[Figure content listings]

*** Begin section ***

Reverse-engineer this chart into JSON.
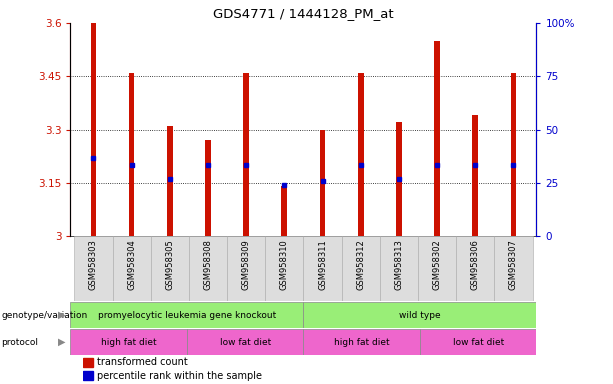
{
  "title": "GDS4771 / 1444128_PM_at",
  "samples": [
    "GSM958303",
    "GSM958304",
    "GSM958305",
    "GSM958308",
    "GSM958309",
    "GSM958310",
    "GSM958311",
    "GSM958312",
    "GSM958313",
    "GSM958302",
    "GSM958306",
    "GSM958307"
  ],
  "bar_values": [
    3.6,
    3.46,
    3.31,
    3.27,
    3.46,
    3.14,
    3.3,
    3.46,
    3.32,
    3.55,
    3.34,
    3.46
  ],
  "blue_marker_values": [
    3.22,
    3.2,
    3.16,
    3.2,
    3.2,
    3.145,
    3.155,
    3.2,
    3.16,
    3.2,
    3.2,
    3.2
  ],
  "ymin": 3.0,
  "ymax": 3.6,
  "yticks": [
    3.0,
    3.15,
    3.3,
    3.45,
    3.6
  ],
  "ytick_labels": [
    "3",
    "3.15",
    "3.3",
    "3.45",
    "3.6"
  ],
  "right_yticks": [
    0,
    25,
    50,
    75,
    100
  ],
  "right_ytick_labels": [
    "0",
    "25",
    "50",
    "75",
    "100%"
  ],
  "bar_color": "#cc1100",
  "blue_marker_color": "#0000cc",
  "bar_width": 0.15,
  "genotype_label_left": "promyelocytic leukemia gene knockout",
  "genotype_label_right": "wild type",
  "genotype_color_left": "#99ee77",
  "genotype_color_right": "#99ee77",
  "protocol_labels": [
    "high fat diet",
    "low fat diet",
    "high fat diet",
    "low fat diet"
  ],
  "protocol_color": "#ee66cc",
  "protocol_starts": [
    0,
    3,
    6,
    9
  ],
  "protocol_ends": [
    3,
    6,
    9,
    12
  ]
}
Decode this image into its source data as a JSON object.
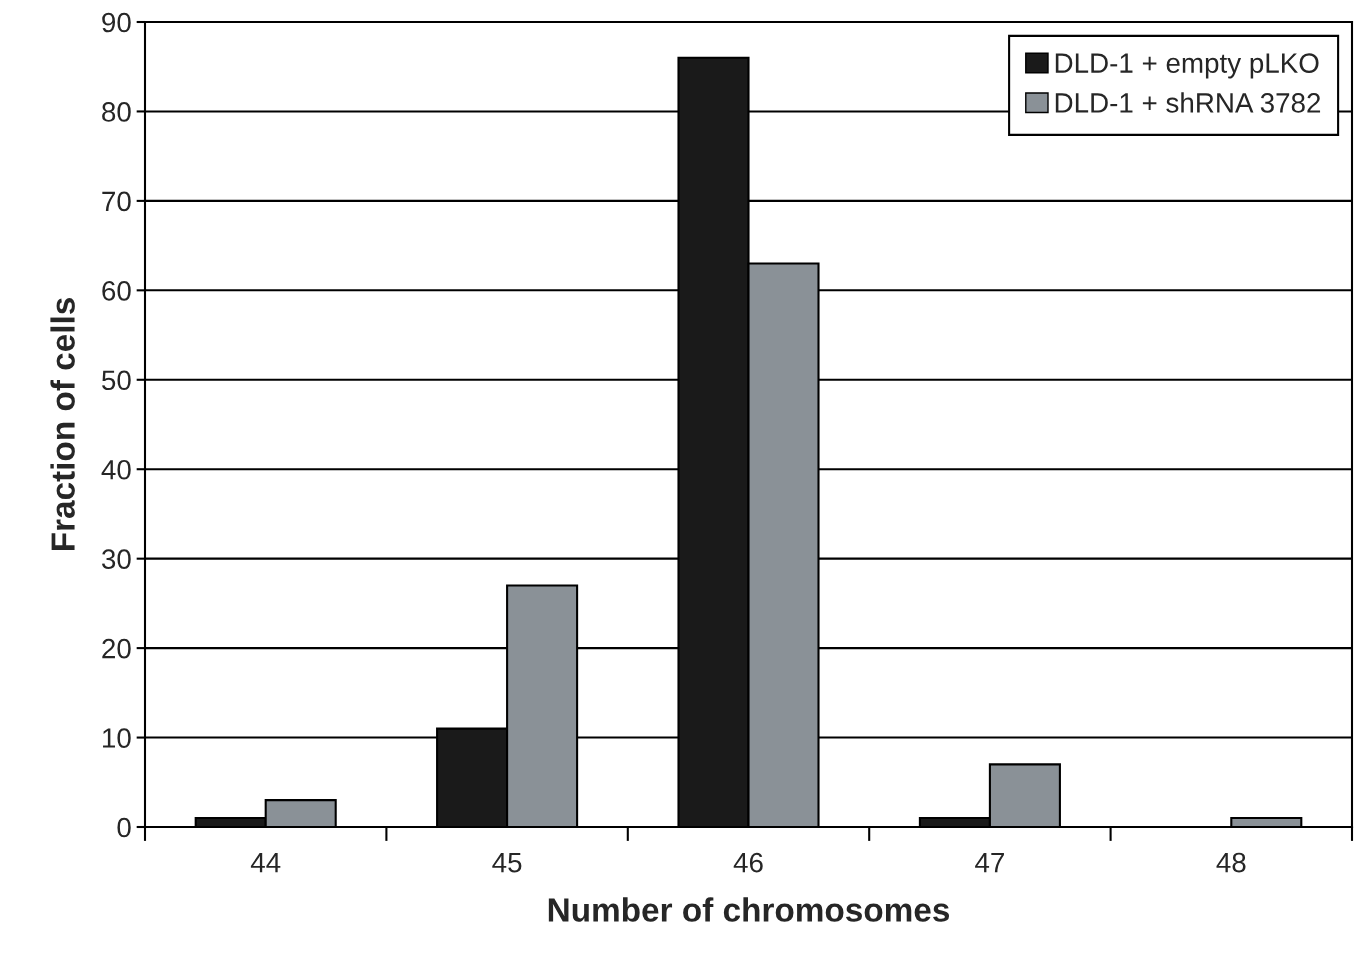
{
  "chart_data": {
    "type": "bar",
    "xlabel": "Number of chromosomes",
    "ylabel": "Fraction of cells",
    "categories": [
      "44",
      "45",
      "46",
      "47",
      "48"
    ],
    "series": [
      {
        "name": "DLD-1 + empty pLKO",
        "color": "#1a1a1a",
        "values": [
          1,
          11,
          86,
          1,
          null
        ]
      },
      {
        "name": "DLD-1 + shRNA 3782",
        "color": "#8a9197",
        "values": [
          3,
          27,
          63,
          7,
          1
        ]
      }
    ],
    "ylim": [
      0,
      90
    ],
    "yticks": [
      0,
      10,
      20,
      30,
      40,
      50,
      60,
      70,
      80,
      90
    ],
    "grid": "y",
    "legend": "top right"
  }
}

*** End section ***

_Task requirements_
Omit every picture, then write out the entries above exactly.

_Written response_
Reverse-engineer this chart into JSON.
{
  "title": "GDS4771 / 1444128_PM_at",
  "samples": [
    "GSM958303",
    "GSM958304",
    "GSM958305",
    "GSM958308",
    "GSM958309",
    "GSM958310",
    "GSM958311",
    "GSM958312",
    "GSM958313",
    "GSM958302",
    "GSM958306",
    "GSM958307"
  ],
  "bar_values": [
    3.6,
    3.46,
    3.31,
    3.27,
    3.46,
    3.14,
    3.3,
    3.46,
    3.32,
    3.55,
    3.34,
    3.46
  ],
  "blue_marker_values": [
    3.22,
    3.2,
    3.16,
    3.2,
    3.2,
    3.145,
    3.155,
    3.2,
    3.16,
    3.2,
    3.2,
    3.2
  ],
  "ymin": 3.0,
  "ymax": 3.6,
  "yticks": [
    3.0,
    3.15,
    3.3,
    3.45,
    3.6
  ],
  "ytick_labels": [
    "3",
    "3.15",
    "3.3",
    "3.45",
    "3.6"
  ],
  "right_yticks": [
    0,
    25,
    50,
    75,
    100
  ],
  "right_ytick_labels": [
    "0",
    "25",
    "50",
    "75",
    "100%"
  ],
  "bar_color": "#cc1100",
  "blue_marker_color": "#0000cc",
  "bar_width": 0.15,
  "genotype_label_left": "promyelocytic leukemia gene knockout",
  "genotype_label_right": "wild type",
  "genotype_color_left": "#99ee77",
  "genotype_color_right": "#99ee77",
  "protocol_labels": [
    "high fat diet",
    "low fat diet",
    "high fat diet",
    "low fat diet"
  ],
  "protocol_color": "#ee66cc",
  "protocol_starts": [
    0,
    3,
    6,
    9
  ],
  "protocol_ends": [
    3,
    6,
    9,
    12
  ]
}
Decode this image into its source data as a JSON object.
{
  "chart_data": {
    "type": "bar",
    "xlabel": "Number of chromosomes",
    "ylabel": "Fraction of cells",
    "categories": [
      "44",
      "45",
      "46",
      "47",
      "48"
    ],
    "series": [
      {
        "name": "DLD-1 + empty pLKO",
        "color": "#1a1a1a",
        "values": [
          1,
          11,
          86,
          1,
          null
        ]
      },
      {
        "name": "DLD-1 + shRNA 3782",
        "color": "#8a9197",
        "values": [
          3,
          27,
          63,
          7,
          1
        ]
      }
    ],
    "ylim": [
      0,
      90
    ],
    "yticks": [
      0,
      10,
      20,
      30,
      40,
      50,
      60,
      70,
      80,
      90
    ],
    "grid": "y",
    "legend": "top right"
  }
}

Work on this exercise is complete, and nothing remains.